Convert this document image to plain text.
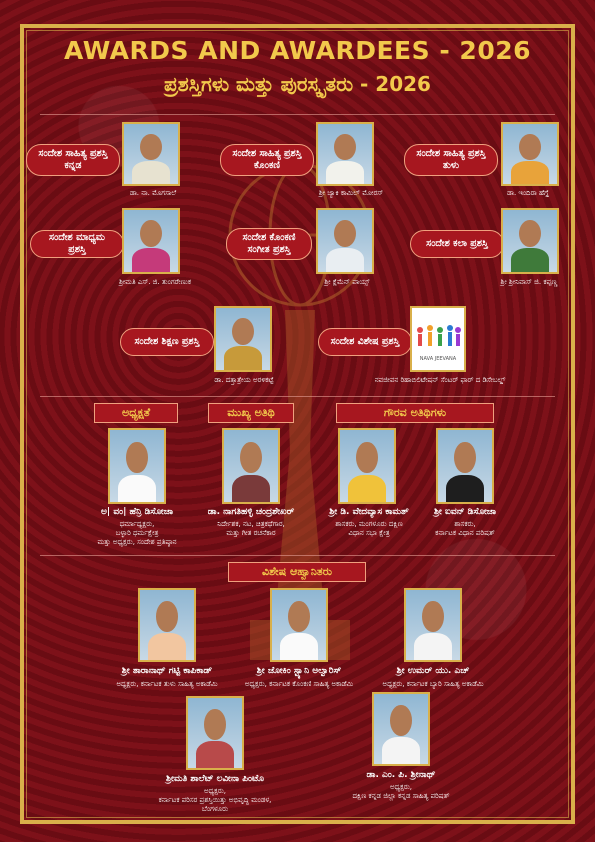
AWARDS AND AWARDEES - 2026
ಪ್ರಶಸ್ತಿಗಳು ಮತ್ತು ಪುರಸ್ಕೃತರು - 2026
ಸಂದೇಶ ಸಾಹಿತ್ಯ ಪ್ರಶಸ್ತಿ
ಕನ್ನಡ
ಡಾ. ನಾ. ಮೊಗಸಾಲೆ
ಸಂದೇಶ ಸಾಹಿತ್ಯ ಪ್ರಶಸ್ತಿ
ಕೊಂಕಣಿ
ಶ್ರೀ ಜ್ಯಾಕಿ ಕಾಮಿಲ್ ಮೋರಸ್
ಸಂದೇಶ ಸಾಹಿತ್ಯ ಪ್ರಶಸ್ತಿ
ತುಳು
ಡಾ. ಇಂದಿರಾ ಹೆಗ್ಡೆ
ಸಂದೇಶ ಮಾಧ್ಯಮ ಪ್ರಶಸ್ತಿ
ಶ್ರೀಮತಿ ಎಸ್. ಜಿ. ತುಂಗರೇಣುಕ
ಸಂದೇಶ ಕೊಂಕಣಿ
ಸಂಗೀತ ಪ್ರಶಸ್ತಿ
ಶ್ರೀ ಕ್ಲೆಮೆನ್ ಪಾಯ್ಸ್
ಸಂದೇಶ ಕಲಾ ಪ್ರಶಸ್ತಿ
ಶ್ರೀ ಶ್ರೀನಿವಾಸ್ ಜಿ. ಕಪ್ಪಣ್ಣ
ಸಂದೇಶ ಶಿಕ್ಷಣ ಪ್ರಶಸ್ತಿ
ಡಾ. ದತ್ತಾತ್ರೇಯ ಅರಳಿಕಟ್ಟೆ
ಸಂದೇಶ ವಿಶೇಷ ಪ್ರಶಸ್ತಿ
NAVA JEEVANA
ನವಜೀವನ ರಿಹಾಬಿಲಿಟೇಷನ್ ಸೆಂಟರ್ ಫಾರ್ ದ ಡಿಸೇಬಲ್ಡ್
ಅಧ್ಯಕ್ಷತೆ	ಮುಖ್ಯ ಅತಿಥಿ	ಗೌರವ ಅತಿಥಿಗಳು
ಅ| ವಂ| ಹೆನ್ರಿ ಡಿಸೋಜಾ
ಧರ್ಮಾಧ್ಯಕ್ಷರು,
ಬಳ್ಳಾರಿ ಧರ್ಮಕ್ಷೇತ್ರ
ಮತ್ತು ಅಧ್ಯಕ್ಷರು, ಸಂದೇಶ ಪ್ರತಿಷ್ಠಾನ
ಡಾ. ನಾಗತಿಹಳ್ಳಿ ಚಂದ್ರಶೇಖರ್
ನಿರ್ದೇಶಕ, ನಟ, ಚಿತ್ರಕಥೆಗಾರ,
ಮತ್ತು ಗೀತ ರಚನೆಕಾರ
ಶ್ರೀ ಡಿ. ವೇದವ್ಯಾಸ ಕಾಮತ್
ಶಾಸಕರು, ಮಂಗಳೂರು ದಕ್ಷಿಣ
ವಿಧಾನ ಸಭಾ ಕ್ಷೇತ್ರ
ಶ್ರೀ ಐವನ್ ಡಿಸೋಜಾ
ಶಾಸಕರು,
ಕರ್ನಾಟಕ ವಿಧಾನ ಪರಿಷತ್
ವಿಶೇಷ ಆಹ್ವಾನಿತರು
ಶ್ರೀ ತಾರಾನಾಥ್ ಗಟ್ಟಿ ಕಾಪಿಕಾಡ್
ಅಧ್ಯಕ್ಷರು, ಕರ್ನಾಟಕ ತುಳು ಸಾಹಿತ್ಯ ಅಕಾಡೆಮಿ
ಶ್ರೀ ಜೋಕಿಂ ಸ್ಟ್ಯಾನಿ ಅಲ್ವಾರಿಸ್
ಅಧ್ಯಕ್ಷರು, ಕರ್ನಾಟಕ ಕೊಂಕಣಿ ಸಾಹಿತ್ಯ ಅಕಾಡೆಮಿ
ಶ್ರೀ ಉಮರ್ ಯು. ಎಚ್
ಅಧ್ಯಕ್ಷರು, ಕರ್ನಾಟಕ ಬ್ಯಾರಿ ಸಾಹಿತ್ಯ ಅಕಾಡೆಮಿ
ಶ್ರೀಮತಿ ಶಾಲೆಟ್ ಲವೀನಾ ಪಿಂಟೊ
ಅಧ್ಯಕ್ಷರು,
ಕರ್ನಾಟಕ ಪರಿಸರ ಪ್ರಶಸ್ತಿಯಿತ್ತು ಅಭಿವೃದ್ಧಿ ಮಂಡಳ,
ಬೆಂಗಳೂರು
ಡಾ. ಎಂ. ಪಿ. ಶ್ರೀನಾಥ್
ಅಧ್ಯಕ್ಷರು,
ದಕ್ಷಿಣ ಕನ್ನಡ ಜಿಲ್ಲಾ ಕನ್ನಡ ಸಾಹಿತ್ಯ ಪರಿಷತ್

——————

• What is being asked: Output the entries above exactly, without their pictures.

• Task response:
Convert this document image to plain text.
AWARDS AND AWARDEES - 2026
ಪ್ರಶಸ್ತಿಗಳು ಮತ್ತು ಪುರಸ್ಕೃತರು - 2026
ಸಂದೇಶ ಸಾಹಿತ್ಯ ಪ್ರಶಸ್ತಿ
ಕನ್ನಡ
ಡಾ. ನಾ. ಮೊಗಸಾಲೆ
ಸಂದೇಶ ಸಾಹಿತ್ಯ ಪ್ರಶಸ್ತಿ
ಕೊಂಕಣಿ
ಶ್ರೀ ಜ್ಯಾಕಿ ಕಾಮಿಲ್ ಮೋರಸ್
ಸಂದೇಶ ಸಾಹಿತ್ಯ ಪ್ರಶಸ್ತಿ
ತುಳು
ಡಾ. ಇಂದಿರಾ ಹೆಗ್ಡೆ
ಸಂದೇಶ ಮಾಧ್ಯಮ ಪ್ರಶಸ್ತಿ
ಶ್ರೀಮತಿ ಎಸ್. ಜಿ. ತುಂಗರೇಣುಕ
ಸಂದೇಶ ಕೊಂಕಣಿ
ಸಂಗೀತ ಪ್ರಶಸ್ತಿ
ಶ್ರೀ ಕ್ಲೆಮೆನ್ ಪಾಯ್ಸ್
ಸಂದೇಶ ಕಲಾ ಪ್ರಶಸ್ತಿ
ಶ್ರೀ ಶ್ರೀನಿವಾಸ್ ಜಿ. ಕಪ್ಪಣ್ಣ
ಸಂದೇಶ ಶಿಕ್ಷಣ ಪ್ರಶಸ್ತಿ
ಡಾ. ದತ್ತಾತ್ರೇಯ ಅರಳಿಕಟ್ಟೆ
ಸಂದೇಶ ವಿಶೇಷ ಪ್ರಶಸ್ತಿ
NAVA JEEVANA
ನವಜೀವನ ರಿಹಾಬಿಲಿಟೇಷನ್ ಸೆಂಟರ್ ಫಾರ್ ದ ಡಿಸೇಬಲ್ಡ್
ಅಧ್ಯಕ್ಷತೆ	ಮುಖ್ಯ ಅತಿಥಿ	ಗೌರವ ಅತಿಥಿಗಳು
ಅ| ವಂ| ಹೆನ್ರಿ ಡಿಸೋಜಾ
ಧರ್ಮಾಧ್ಯಕ್ಷರು,
ಬಳ್ಳಾರಿ ಧರ್ಮಕ್ಷೇತ್ರ
ಮತ್ತು ಅಧ್ಯಕ್ಷರು, ಸಂದೇಶ ಪ್ರತಿಷ್ಠಾನ
ಡಾ. ನಾಗತಿಹಳ್ಳಿ ಚಂದ್ರಶೇಖರ್
ನಿರ್ದೇಶಕ, ನಟ, ಚಿತ್ರಕಥೆಗಾರ,
ಮತ್ತು ಗೀತ ರಚನೆಕಾರ
ಶ್ರೀ ಡಿ. ವೇದವ್ಯಾಸ ಕಾಮತ್
ಶಾಸಕರು, ಮಂಗಳೂರು ದಕ್ಷಿಣ
ವಿಧಾನ ಸಭಾ ಕ್ಷೇತ್ರ
ಶ್ರೀ ಐವನ್ ಡಿಸೋಜಾ
ಶಾಸಕರು,
ಕರ್ನಾಟಕ ವಿಧಾನ ಪರಿಷತ್
ವಿಶೇಷ ಆಹ್ವಾನಿತರು
ಶ್ರೀ ತಾರಾನಾಥ್ ಗಟ್ಟಿ ಕಾಪಿಕಾಡ್
ಅಧ್ಯಕ್ಷರು, ಕರ್ನಾಟಕ ತುಳು ಸಾಹಿತ್ಯ ಅಕಾಡೆಮಿ
ಶ್ರೀ ಜೋಕಿಂ ಸ್ಟ್ಯಾನಿ ಅಲ್ವಾರಿಸ್
ಅಧ್ಯಕ್ಷರು, ಕರ್ನಾಟಕ ಕೊಂಕಣಿ ಸಾಹಿತ್ಯ ಅಕಾಡೆಮಿ
ಶ್ರೀ ಉಮರ್ ಯು. ಎಚ್
ಅಧ್ಯಕ್ಷರು, ಕರ್ನಾಟಕ ಬ್ಯಾರಿ ಸಾಹಿತ್ಯ ಅಕಾಡೆಮಿ
ಶ್ರೀಮತಿ ಶಾಲೆಟ್ ಲವೀನಾ ಪಿಂಟೊ
ಅಧ್ಯಕ್ಷರು,
ಕರ್ನಾಟಕ ಪರಿಸರ ಪ್ರಶಸ್ತಿಯಿತ್ತು ಅಭಿವೃದ್ಧಿ ಮಂಡಳ,
ಬೆಂಗಳೂರು
ಡಾ. ಎಂ. ಪಿ. ಶ್ರೀನಾಥ್
ಅಧ್ಯಕ್ಷರು,
ದಕ್ಷಿಣ ಕನ್ನಡ ಜಿಲ್ಲಾ ಕನ್ನಡ ಸಾಹಿತ್ಯ ಪರಿಷತ್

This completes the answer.